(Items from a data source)
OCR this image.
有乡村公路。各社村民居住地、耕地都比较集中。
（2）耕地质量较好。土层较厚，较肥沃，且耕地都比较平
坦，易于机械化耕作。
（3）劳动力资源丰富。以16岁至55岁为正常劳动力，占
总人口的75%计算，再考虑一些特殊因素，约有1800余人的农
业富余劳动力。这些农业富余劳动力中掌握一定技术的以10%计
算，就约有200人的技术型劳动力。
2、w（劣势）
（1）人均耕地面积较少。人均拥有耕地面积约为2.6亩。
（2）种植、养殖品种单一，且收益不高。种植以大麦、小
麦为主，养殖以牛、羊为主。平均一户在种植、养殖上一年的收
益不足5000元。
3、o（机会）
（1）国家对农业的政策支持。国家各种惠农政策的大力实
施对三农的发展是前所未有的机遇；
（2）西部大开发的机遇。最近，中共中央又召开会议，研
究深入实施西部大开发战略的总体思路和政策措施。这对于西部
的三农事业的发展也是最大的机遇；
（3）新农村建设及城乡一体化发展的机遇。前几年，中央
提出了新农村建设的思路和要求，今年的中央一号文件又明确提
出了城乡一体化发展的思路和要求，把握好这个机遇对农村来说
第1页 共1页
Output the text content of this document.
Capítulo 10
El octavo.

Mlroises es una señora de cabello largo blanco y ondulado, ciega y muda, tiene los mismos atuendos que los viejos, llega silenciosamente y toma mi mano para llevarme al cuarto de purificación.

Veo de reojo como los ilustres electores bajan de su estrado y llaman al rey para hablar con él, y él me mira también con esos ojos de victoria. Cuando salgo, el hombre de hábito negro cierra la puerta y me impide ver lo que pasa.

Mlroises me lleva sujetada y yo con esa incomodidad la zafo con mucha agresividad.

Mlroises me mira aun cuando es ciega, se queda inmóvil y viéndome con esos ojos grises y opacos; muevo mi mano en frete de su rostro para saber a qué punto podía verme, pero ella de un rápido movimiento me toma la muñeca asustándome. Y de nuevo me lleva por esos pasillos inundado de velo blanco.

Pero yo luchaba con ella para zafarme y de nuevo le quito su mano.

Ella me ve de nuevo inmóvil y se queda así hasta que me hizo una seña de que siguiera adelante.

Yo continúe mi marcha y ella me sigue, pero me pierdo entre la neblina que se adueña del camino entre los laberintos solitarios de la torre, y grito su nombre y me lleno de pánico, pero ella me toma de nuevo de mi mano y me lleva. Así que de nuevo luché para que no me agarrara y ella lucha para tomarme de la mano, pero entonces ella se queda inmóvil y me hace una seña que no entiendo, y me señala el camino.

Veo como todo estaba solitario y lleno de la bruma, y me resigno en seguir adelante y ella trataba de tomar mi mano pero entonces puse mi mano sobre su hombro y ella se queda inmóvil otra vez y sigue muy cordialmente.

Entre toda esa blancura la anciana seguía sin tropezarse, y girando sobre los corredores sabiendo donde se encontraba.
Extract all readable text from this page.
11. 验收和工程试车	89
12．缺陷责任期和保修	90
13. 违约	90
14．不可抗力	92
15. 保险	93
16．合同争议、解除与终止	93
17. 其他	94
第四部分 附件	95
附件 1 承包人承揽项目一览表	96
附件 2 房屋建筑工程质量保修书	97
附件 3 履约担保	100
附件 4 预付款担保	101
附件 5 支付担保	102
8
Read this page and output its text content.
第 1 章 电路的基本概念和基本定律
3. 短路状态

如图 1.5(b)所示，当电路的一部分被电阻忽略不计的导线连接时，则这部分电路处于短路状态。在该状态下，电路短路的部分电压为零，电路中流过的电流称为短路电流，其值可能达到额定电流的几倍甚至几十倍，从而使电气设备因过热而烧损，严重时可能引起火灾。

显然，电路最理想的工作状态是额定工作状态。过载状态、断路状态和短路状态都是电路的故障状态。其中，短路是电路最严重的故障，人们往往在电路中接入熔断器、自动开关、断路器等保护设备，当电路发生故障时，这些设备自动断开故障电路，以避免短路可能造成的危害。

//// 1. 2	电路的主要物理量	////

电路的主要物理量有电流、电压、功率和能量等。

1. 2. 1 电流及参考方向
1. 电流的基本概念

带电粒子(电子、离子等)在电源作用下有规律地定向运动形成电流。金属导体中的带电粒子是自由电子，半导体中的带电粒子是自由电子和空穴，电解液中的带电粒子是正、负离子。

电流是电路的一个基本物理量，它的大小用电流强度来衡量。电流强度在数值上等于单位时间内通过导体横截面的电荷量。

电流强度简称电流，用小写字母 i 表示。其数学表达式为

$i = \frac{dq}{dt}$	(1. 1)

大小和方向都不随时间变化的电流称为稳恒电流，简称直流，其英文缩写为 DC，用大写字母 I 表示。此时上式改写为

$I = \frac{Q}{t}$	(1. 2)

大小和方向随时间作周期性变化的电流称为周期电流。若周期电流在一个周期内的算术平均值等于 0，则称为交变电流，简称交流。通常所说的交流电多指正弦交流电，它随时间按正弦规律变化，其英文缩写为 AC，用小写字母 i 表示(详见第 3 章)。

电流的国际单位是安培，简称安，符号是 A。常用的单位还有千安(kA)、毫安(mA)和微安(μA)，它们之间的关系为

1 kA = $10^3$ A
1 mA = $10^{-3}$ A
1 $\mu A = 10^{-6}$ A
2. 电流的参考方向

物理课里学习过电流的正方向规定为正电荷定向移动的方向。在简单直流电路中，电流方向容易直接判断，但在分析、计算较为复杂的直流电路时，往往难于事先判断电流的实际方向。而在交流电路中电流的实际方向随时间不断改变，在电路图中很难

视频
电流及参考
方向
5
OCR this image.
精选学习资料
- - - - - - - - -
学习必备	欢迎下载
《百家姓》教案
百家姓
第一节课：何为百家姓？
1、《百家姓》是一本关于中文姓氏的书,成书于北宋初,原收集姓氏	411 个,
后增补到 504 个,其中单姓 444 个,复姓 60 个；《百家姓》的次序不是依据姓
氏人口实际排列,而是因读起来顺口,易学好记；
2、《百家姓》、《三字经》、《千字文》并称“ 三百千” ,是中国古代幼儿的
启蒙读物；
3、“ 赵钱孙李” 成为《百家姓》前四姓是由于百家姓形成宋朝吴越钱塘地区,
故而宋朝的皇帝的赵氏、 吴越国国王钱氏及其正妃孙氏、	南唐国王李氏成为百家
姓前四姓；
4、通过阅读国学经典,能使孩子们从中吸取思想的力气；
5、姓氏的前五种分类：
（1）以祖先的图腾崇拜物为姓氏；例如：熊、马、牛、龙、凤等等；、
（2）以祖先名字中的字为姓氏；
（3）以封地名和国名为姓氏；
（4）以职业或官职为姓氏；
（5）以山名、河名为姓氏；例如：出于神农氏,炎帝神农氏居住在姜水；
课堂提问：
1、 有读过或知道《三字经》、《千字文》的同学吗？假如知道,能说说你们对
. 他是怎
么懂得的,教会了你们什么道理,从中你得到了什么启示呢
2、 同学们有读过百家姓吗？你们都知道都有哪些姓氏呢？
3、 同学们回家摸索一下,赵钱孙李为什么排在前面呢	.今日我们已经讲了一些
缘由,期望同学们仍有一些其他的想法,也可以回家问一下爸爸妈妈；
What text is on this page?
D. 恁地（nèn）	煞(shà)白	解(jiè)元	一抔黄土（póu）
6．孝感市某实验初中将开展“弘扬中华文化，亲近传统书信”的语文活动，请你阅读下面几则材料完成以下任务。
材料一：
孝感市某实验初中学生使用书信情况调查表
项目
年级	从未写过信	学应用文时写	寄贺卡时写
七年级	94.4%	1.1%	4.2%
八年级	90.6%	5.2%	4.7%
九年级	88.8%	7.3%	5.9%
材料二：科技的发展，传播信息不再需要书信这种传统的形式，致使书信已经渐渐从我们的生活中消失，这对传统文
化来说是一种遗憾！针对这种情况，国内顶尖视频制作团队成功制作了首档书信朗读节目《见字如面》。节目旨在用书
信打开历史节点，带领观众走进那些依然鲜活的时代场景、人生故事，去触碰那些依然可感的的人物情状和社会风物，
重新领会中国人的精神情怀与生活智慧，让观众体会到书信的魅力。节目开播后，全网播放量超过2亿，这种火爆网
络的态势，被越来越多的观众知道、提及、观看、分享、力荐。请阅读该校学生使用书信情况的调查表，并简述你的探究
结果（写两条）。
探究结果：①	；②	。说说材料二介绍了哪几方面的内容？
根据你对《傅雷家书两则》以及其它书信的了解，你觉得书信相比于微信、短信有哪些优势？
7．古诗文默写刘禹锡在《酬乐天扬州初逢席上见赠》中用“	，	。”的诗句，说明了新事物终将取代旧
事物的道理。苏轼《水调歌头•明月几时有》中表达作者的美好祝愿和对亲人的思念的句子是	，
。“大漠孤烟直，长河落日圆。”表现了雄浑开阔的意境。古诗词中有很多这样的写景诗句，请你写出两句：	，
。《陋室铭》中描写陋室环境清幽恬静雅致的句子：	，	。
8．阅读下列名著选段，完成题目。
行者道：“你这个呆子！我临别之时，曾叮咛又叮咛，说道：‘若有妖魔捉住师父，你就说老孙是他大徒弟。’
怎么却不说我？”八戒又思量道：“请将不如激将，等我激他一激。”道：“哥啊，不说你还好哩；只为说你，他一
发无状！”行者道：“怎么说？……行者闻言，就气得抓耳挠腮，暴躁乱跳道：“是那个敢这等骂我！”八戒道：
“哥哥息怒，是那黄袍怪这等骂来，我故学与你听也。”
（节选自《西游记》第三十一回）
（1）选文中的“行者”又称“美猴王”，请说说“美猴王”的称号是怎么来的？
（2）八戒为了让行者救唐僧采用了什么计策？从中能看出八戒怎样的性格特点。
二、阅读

Aim of the exercise: Only the lines from the one containing "What text is on this page?" to the end of the data should be printed, exactly as they stand.

Finished answer:
What text is on this page?
D. 恁地（nèn）	煞(shà)白	解(jiè)元	一抔黄土（póu）
6．孝感市某实验初中将开展“弘扬中华文化，亲近传统书信”的语文活动，请你阅读下面几则材料完成以下任务。
材料一：
孝感市某实验初中学生使用书信情况调查表
项目
年级	从未写过信	学应用文时写	寄贺卡时写
七年级	94.4%	1.1%	4.2%
八年级	90.6%	5.2%	4.7%
九年级	88.8%	7.3%	5.9%
材料二：科技的发展，传播信息不再需要书信这种传统的形式，致使书信已经渐渐从我们的生活中消失，这对传统文
化来说是一种遗憾！针对这种情况，国内顶尖视频制作团队成功制作了首档书信朗读节目《见字如面》。节目旨在用书
信打开历史节点，带领观众走进那些依然鲜活的时代场景、人生故事，去触碰那些依然可感的的人物情状和社会风物，
重新领会中国人的精神情怀与生活智慧，让观众体会到书信的魅力。节目开播后，全网播放量超过2亿，这种火爆网
络的态势，被越来越多的观众知道、提及、观看、分享、力荐。请阅读该校学生使用书信情况的调查表，并简述你的探究
结果（写两条）。
探究结果：①	；②	。说说材料二介绍了哪几方面的内容？
根据你对《傅雷家书两则》以及其它书信的了解，你觉得书信相比于微信、短信有哪些优势？
7．古诗文默写刘禹锡在《酬乐天扬州初逢席上见赠》中用“	，	。”的诗句，说明了新事物终将取代旧
事物的道理。苏轼《水调歌头•明月几时有》中表达作者的美好祝愿和对亲人的思念的句子是	，
。“大漠孤烟直，长河落日圆。”表现了雄浑开阔的意境。古诗词中有很多这样的写景诗句，请你写出两句：	，
。《陋室铭》中描写陋室环境清幽恬静雅致的句子：	，	。
8．阅读下列名著选段，完成题目。
行者道：“你这个呆子！我临别之时，曾叮咛又叮咛，说道：‘若有妖魔捉住师父，你就说老孙是他大徒弟。’
怎么却不说我？”八戒又思量道：“请将不如激将，等我激他一激。”道：“哥啊，不说你还好哩；只为说你，他一
发无状！”行者道：“怎么说？……行者闻言，就气得抓耳挠腮，暴躁乱跳道：“是那个敢这等骂我！”八戒道：
“哥哥息怒，是那黄袍怪这等骂来，我故学与你听也。”
（节选自《西游记》第三十一回）
（1）选文中的“行者”又称“美猴王”，请说说“美猴王”的称号是怎么来的？
（2）八戒为了让行者救唐僧采用了什么计策？从中能看出八戒怎样的性格特点。
二、阅读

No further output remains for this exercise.